* [Material supplied]:
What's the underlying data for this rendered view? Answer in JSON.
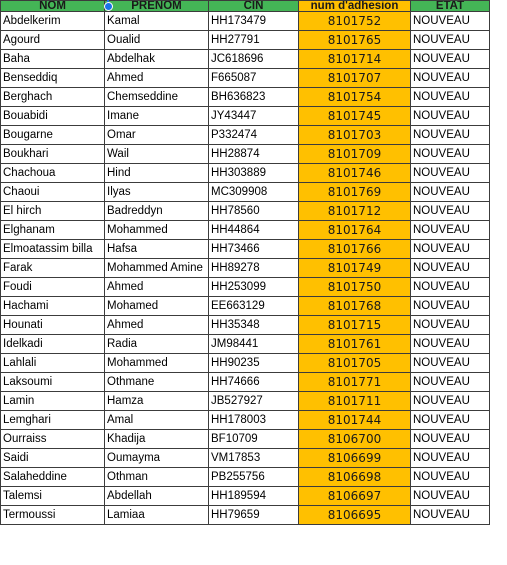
{
  "headers": [
    "NOM",
    "PRENOM",
    "CIN",
    "num d'adhesion",
    "ETAT"
  ],
  "rows": [
    [
      "Abdelkerim",
      "Kamal",
      "HH173479",
      "8101752",
      "NOUVEAU"
    ],
    [
      "Agourd",
      "Oualid",
      "HH27791",
      "8101765",
      "NOUVEAU"
    ],
    [
      "Baha",
      "Abdelhak",
      "JC618696",
      "8101714",
      "NOUVEAU"
    ],
    [
      "Benseddiq",
      "Ahmed",
      "F665087",
      "8101707",
      "NOUVEAU"
    ],
    [
      "Berghach",
      "Chemseddine",
      "BH636823",
      "8101754",
      "NOUVEAU"
    ],
    [
      "Bouabidi",
      "Imane",
      "JY43447",
      "8101745",
      "NOUVEAU"
    ],
    [
      "Bougarne",
      "Omar",
      "P332474",
      "8101703",
      "NOUVEAU"
    ],
    [
      "Boukhari",
      "Wail",
      "HH28874",
      "8101709",
      "NOUVEAU"
    ],
    [
      "Chachoua",
      "Hind",
      "HH303889",
      "8101746",
      "NOUVEAU"
    ],
    [
      "Chaoui",
      "Ilyas",
      "MC309908",
      "8101769",
      "NOUVEAU"
    ],
    [
      "El hirch",
      "Badreddyn",
      "HH78560",
      "8101712",
      "NOUVEAU"
    ],
    [
      "Elghanam",
      "Mohammed",
      "HH44864",
      "8101764",
      "NOUVEAU"
    ],
    [
      "Elmoatassim billa",
      "Hafsa",
      "HH73466",
      "8101766",
      "NOUVEAU"
    ],
    [
      "Farak",
      "Mohammed Amine",
      "HH89278",
      "8101749",
      "NOUVEAU"
    ],
    [
      "Foudi",
      "Ahmed",
      "HH253099",
      "8101750",
      "NOUVEAU"
    ],
    [
      "Hachami",
      "Mohamed",
      "EE663129",
      "8101768",
      "NOUVEAU"
    ],
    [
      "Hounati",
      "Ahmed",
      "HH35348",
      "8101715",
      "NOUVEAU"
    ],
    [
      "Idelkadi",
      "Radia",
      "JM98441",
      "8101761",
      "NOUVEAU"
    ],
    [
      "Lahlali",
      "Mohammed",
      "HH90235",
      "8101705",
      "NOUVEAU"
    ],
    [
      "Laksoumi",
      "Othmane",
      "HH74666",
      "8101771",
      "NOUVEAU"
    ],
    [
      "Lamin",
      "Hamza",
      "JB527927",
      "8101711",
      "NOUVEAU"
    ],
    [
      "Lemghari",
      "Amal",
      "HH178003",
      "8101744",
      "NOUVEAU"
    ],
    [
      "Ourraiss",
      "Khadija",
      "BF10709",
      "8106700",
      "NOUVEAU"
    ],
    [
      "Saidi",
      "Oumayma",
      "VM17853",
      "8106699",
      "NOUVEAU"
    ],
    [
      "Salaheddine",
      "Othman",
      "PB255756",
      "8106698",
      "NOUVEAU"
    ],
    [
      "Talemsi",
      "Abdellah",
      "HH189594",
      "8106697",
      "NOUVEAU"
    ],
    [
      "Termoussi",
      "Lamiaa",
      "HH79659",
      "8106695",
      "NOUVEAU"
    ]
  ],
  "colors": {
    "header_green": "#44b556",
    "adhesion_orange": "#ffc000",
    "selection_blue": "#1a73e8"
  }
}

* [What this task involves]: Except for the pictures, copy every line of the records above exactly.

* [Response to this exercise]:
What's the underlying data for this rendered view? Answer in JSON.
{
  "headers": [
    "NOM",
    "PRENOM",
    "CIN",
    "num d'adhesion",
    "ETAT"
  ],
  "rows": [
    [
      "Abdelkerim",
      "Kamal",
      "HH173479",
      "8101752",
      "NOUVEAU"
    ],
    [
      "Agourd",
      "Oualid",
      "HH27791",
      "8101765",
      "NOUVEAU"
    ],
    [
      "Baha",
      "Abdelhak",
      "JC618696",
      "8101714",
      "NOUVEAU"
    ],
    [
      "Benseddiq",
      "Ahmed",
      "F665087",
      "8101707",
      "NOUVEAU"
    ],
    [
      "Berghach",
      "Chemseddine",
      "BH636823",
      "8101754",
      "NOUVEAU"
    ],
    [
      "Bouabidi",
      "Imane",
      "JY43447",
      "8101745",
      "NOUVEAU"
    ],
    [
      "Bougarne",
      "Omar",
      "P332474",
      "8101703",
      "NOUVEAU"
    ],
    [
      "Boukhari",
      "Wail",
      "HH28874",
      "8101709",
      "NOUVEAU"
    ],
    [
      "Chachoua",
      "Hind",
      "HH303889",
      "8101746",
      "NOUVEAU"
    ],
    [
      "Chaoui",
      "Ilyas",
      "MC309908",
      "8101769",
      "NOUVEAU"
    ],
    [
      "El hirch",
      "Badreddyn",
      "HH78560",
      "8101712",
      "NOUVEAU"
    ],
    [
      "Elghanam",
      "Mohammed",
      "HH44864",
      "8101764",
      "NOUVEAU"
    ],
    [
      "Elmoatassim billa",
      "Hafsa",
      "HH73466",
      "8101766",
      "NOUVEAU"
    ],
    [
      "Farak",
      "Mohammed Amine",
      "HH89278",
      "8101749",
      "NOUVEAU"
    ],
    [
      "Foudi",
      "Ahmed",
      "HH253099",
      "8101750",
      "NOUVEAU"
    ],
    [
      "Hachami",
      "Mohamed",
      "EE663129",
      "8101768",
      "NOUVEAU"
    ],
    [
      "Hounati",
      "Ahmed",
      "HH35348",
      "8101715",
      "NOUVEAU"
    ],
    [
      "Idelkadi",
      "Radia",
      "JM98441",
      "8101761",
      "NOUVEAU"
    ],
    [
      "Lahlali",
      "Mohammed",
      "HH90235",
      "8101705",
      "NOUVEAU"
    ],
    [
      "Laksoumi",
      "Othmane",
      "HH74666",
      "8101771",
      "NOUVEAU"
    ],
    [
      "Lamin",
      "Hamza",
      "JB527927",
      "8101711",
      "NOUVEAU"
    ],
    [
      "Lemghari",
      "Amal",
      "HH178003",
      "8101744",
      "NOUVEAU"
    ],
    [
      "Ourraiss",
      "Khadija",
      "BF10709",
      "8106700",
      "NOUVEAU"
    ],
    [
      "Saidi",
      "Oumayma",
      "VM17853",
      "8106699",
      "NOUVEAU"
    ],
    [
      "Salaheddine",
      "Othman",
      "PB255756",
      "8106698",
      "NOUVEAU"
    ],
    [
      "Talemsi",
      "Abdellah",
      "HH189594",
      "8106697",
      "NOUVEAU"
    ],
    [
      "Termoussi",
      "Lamiaa",
      "HH79659",
      "8106695",
      "NOUVEAU"
    ]
  ],
  "colors": {
    "header_green": "#44b556",
    "adhesion_orange": "#ffc000",
    "selection_blue": "#1a73e8"
  }
}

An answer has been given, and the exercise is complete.